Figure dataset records
⟨

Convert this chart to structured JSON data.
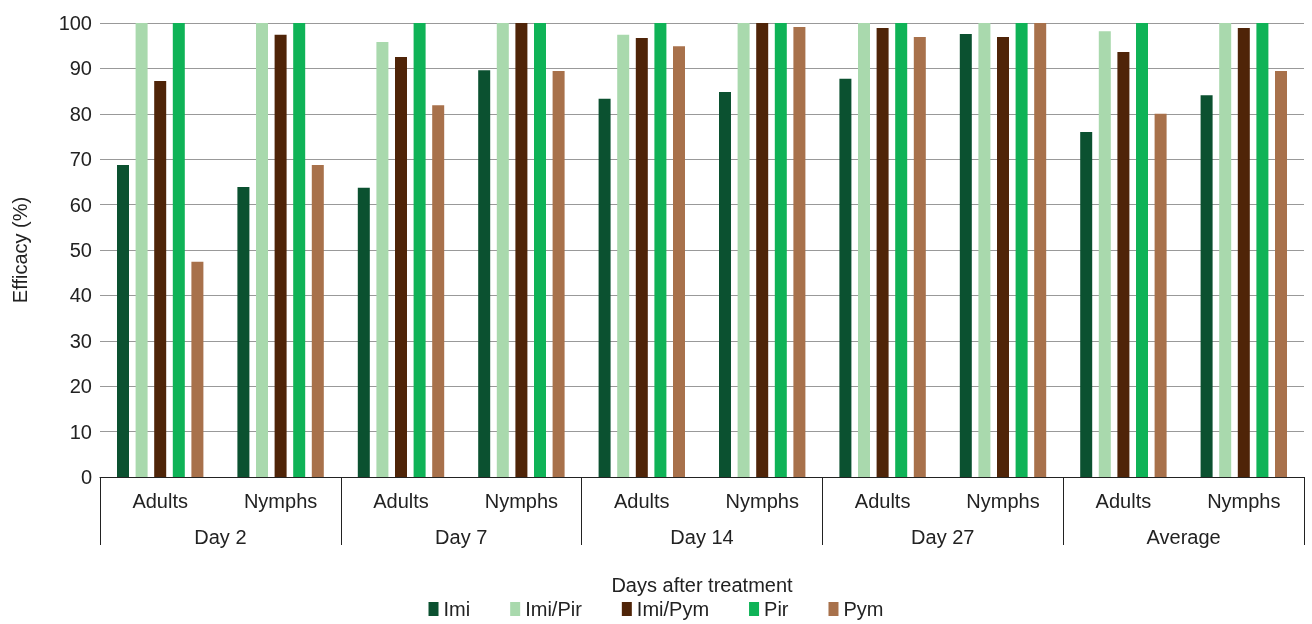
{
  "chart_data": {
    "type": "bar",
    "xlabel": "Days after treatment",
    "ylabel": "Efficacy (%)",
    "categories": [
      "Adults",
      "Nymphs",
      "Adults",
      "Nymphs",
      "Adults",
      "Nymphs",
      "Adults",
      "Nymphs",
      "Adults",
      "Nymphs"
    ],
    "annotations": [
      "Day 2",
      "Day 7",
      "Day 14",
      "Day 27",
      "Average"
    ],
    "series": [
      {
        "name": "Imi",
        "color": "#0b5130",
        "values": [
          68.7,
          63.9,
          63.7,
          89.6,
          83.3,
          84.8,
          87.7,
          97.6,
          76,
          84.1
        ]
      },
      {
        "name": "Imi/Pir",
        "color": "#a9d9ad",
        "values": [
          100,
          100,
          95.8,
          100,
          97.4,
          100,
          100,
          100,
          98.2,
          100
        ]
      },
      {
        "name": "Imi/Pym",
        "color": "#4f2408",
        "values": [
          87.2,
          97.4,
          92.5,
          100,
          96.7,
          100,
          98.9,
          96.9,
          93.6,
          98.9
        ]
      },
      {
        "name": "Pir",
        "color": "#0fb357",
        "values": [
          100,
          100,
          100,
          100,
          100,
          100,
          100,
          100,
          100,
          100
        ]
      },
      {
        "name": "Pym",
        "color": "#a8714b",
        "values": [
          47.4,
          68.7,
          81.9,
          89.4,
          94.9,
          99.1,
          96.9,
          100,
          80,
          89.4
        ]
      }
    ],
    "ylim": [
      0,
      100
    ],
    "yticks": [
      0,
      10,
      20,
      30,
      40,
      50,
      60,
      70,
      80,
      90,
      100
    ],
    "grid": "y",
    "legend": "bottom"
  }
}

⟩
⟨

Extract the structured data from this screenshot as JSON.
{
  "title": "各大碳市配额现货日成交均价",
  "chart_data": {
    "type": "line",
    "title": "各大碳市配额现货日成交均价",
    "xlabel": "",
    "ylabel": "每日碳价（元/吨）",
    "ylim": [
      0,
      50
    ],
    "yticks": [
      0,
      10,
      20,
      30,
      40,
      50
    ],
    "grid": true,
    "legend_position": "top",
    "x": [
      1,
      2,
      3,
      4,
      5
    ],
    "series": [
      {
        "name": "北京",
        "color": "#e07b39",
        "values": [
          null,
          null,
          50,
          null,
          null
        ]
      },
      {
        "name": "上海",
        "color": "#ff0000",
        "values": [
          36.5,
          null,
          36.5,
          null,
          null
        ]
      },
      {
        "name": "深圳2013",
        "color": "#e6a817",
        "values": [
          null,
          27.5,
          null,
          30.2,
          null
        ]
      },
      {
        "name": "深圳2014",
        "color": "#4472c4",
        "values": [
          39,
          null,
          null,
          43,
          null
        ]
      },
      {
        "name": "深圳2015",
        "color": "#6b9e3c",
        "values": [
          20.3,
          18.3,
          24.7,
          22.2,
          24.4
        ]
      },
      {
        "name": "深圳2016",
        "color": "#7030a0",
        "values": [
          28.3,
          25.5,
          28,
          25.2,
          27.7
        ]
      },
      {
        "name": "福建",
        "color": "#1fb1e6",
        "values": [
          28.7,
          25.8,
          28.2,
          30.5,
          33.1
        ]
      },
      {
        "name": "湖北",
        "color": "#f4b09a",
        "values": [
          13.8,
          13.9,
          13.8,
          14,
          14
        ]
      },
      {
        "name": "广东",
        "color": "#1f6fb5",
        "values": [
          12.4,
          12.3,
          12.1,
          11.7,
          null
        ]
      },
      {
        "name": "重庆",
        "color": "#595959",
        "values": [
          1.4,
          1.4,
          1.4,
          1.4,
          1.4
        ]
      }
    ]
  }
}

⟩

## [Given instruction]
Look through the entries and return every line where "xlabel" appears.

## [Full output]
    "xlabel": "Days after treatment",
    "xlabel": "",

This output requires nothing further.